**AIM OF THE TASK:**
Go through the material and pull out every line with the string "celiac" in it.

**MATERIAL FOR THIS TASK:**
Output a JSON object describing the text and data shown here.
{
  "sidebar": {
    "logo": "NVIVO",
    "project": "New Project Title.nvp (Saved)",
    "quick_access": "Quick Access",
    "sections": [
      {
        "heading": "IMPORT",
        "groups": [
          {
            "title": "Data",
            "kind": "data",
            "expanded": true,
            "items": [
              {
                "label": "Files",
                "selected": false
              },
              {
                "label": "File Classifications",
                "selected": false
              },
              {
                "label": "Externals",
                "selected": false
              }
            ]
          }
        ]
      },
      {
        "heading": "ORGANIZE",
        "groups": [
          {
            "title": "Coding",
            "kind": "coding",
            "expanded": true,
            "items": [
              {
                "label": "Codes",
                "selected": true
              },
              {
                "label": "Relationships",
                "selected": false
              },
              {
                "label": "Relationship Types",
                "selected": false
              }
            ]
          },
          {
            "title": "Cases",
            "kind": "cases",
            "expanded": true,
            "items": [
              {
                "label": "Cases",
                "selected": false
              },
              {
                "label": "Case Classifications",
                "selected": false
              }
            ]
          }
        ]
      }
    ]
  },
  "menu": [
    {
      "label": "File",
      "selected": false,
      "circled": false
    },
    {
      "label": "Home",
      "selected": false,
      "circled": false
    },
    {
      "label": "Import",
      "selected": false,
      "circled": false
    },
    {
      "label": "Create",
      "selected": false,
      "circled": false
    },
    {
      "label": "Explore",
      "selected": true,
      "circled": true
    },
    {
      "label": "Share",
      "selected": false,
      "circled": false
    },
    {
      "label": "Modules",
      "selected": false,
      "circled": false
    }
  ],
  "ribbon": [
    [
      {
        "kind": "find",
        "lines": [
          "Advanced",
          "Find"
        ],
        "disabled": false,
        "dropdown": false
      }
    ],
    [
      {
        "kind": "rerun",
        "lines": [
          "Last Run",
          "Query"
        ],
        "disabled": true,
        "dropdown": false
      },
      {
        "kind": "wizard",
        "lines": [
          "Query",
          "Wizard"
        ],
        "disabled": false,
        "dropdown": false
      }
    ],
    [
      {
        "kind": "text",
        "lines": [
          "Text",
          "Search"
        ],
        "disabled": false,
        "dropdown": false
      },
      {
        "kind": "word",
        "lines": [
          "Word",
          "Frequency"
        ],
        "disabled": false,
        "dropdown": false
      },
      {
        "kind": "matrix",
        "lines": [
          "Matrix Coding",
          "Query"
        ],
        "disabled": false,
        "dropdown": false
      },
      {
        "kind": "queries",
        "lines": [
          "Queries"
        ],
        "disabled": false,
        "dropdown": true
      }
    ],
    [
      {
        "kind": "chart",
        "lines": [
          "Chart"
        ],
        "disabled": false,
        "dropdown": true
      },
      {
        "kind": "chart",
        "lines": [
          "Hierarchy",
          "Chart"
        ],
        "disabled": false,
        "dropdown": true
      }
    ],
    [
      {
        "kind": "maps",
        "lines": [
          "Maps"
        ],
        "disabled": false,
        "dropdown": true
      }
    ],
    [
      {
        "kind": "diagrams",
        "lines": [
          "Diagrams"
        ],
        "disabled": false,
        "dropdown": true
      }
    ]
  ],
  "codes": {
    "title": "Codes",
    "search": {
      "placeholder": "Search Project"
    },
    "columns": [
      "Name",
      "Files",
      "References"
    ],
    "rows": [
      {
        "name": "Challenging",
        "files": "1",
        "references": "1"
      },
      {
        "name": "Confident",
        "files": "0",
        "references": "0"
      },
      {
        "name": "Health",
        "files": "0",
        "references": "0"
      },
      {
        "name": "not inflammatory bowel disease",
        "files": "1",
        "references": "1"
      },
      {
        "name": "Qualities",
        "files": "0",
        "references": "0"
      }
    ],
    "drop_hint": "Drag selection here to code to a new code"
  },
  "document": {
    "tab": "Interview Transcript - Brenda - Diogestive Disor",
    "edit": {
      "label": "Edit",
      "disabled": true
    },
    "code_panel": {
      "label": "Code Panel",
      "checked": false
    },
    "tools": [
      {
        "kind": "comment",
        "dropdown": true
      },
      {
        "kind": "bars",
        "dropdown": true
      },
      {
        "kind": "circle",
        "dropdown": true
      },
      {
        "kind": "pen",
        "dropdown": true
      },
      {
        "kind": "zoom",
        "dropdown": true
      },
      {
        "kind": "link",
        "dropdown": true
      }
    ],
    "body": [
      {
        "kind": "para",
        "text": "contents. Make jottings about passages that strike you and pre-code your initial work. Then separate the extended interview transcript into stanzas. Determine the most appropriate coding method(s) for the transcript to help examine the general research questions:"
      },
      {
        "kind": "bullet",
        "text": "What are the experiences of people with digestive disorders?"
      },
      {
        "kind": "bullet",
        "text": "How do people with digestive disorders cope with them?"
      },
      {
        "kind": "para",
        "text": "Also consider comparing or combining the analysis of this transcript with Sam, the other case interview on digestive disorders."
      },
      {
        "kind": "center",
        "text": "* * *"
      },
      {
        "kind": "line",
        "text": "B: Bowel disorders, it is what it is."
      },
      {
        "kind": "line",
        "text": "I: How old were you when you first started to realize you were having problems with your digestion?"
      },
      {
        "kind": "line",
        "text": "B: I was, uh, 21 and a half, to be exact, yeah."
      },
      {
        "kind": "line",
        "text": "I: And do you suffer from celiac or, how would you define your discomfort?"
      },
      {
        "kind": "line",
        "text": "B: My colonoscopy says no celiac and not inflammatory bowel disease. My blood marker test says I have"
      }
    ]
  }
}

**EXERCISE RESPONSE:**
        "text": "I: And do you suffer from celiac or, how would you define your discomfort?"
        "text": "B: My colonoscopy says no celiac and not inflammatory bowel disease. My blood marker test says I have"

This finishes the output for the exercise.